- [Exercise task] Return a copy of every line in the records that includes the word "registration".

————————

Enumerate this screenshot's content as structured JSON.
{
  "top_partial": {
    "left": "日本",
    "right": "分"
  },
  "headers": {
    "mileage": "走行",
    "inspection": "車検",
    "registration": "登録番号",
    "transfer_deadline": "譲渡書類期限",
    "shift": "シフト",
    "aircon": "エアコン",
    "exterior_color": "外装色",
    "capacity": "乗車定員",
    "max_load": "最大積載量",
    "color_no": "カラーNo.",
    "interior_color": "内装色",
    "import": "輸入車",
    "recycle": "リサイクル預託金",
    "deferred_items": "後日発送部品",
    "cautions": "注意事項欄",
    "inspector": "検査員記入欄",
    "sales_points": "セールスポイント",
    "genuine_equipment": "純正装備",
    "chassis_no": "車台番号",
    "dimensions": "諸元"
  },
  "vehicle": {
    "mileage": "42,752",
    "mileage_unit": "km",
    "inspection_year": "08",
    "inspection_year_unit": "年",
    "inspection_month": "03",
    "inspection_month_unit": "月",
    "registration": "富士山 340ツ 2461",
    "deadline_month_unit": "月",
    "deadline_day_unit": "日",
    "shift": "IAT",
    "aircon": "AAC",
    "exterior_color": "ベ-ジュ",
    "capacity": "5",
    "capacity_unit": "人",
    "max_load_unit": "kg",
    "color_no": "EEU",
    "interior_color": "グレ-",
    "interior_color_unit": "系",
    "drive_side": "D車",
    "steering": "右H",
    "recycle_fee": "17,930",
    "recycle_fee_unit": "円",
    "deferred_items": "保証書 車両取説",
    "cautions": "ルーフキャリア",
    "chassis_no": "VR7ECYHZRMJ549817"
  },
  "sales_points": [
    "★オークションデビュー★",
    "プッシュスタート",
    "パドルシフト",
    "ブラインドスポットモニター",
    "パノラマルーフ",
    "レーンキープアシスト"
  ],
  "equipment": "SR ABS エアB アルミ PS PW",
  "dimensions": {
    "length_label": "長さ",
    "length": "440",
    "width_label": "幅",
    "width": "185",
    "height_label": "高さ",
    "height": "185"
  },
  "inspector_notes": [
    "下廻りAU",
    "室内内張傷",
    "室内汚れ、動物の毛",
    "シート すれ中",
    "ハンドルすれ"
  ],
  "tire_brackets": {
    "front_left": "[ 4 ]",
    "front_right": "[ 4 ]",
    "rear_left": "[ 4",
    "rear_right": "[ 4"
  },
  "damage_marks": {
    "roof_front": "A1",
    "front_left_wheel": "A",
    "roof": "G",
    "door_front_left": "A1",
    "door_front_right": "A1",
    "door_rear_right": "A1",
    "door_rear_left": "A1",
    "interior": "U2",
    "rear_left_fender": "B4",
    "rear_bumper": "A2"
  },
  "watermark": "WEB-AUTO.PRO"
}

————————

- [The response]
    "registration": "登録番号",
    "registration": "富士山 340ツ 2461",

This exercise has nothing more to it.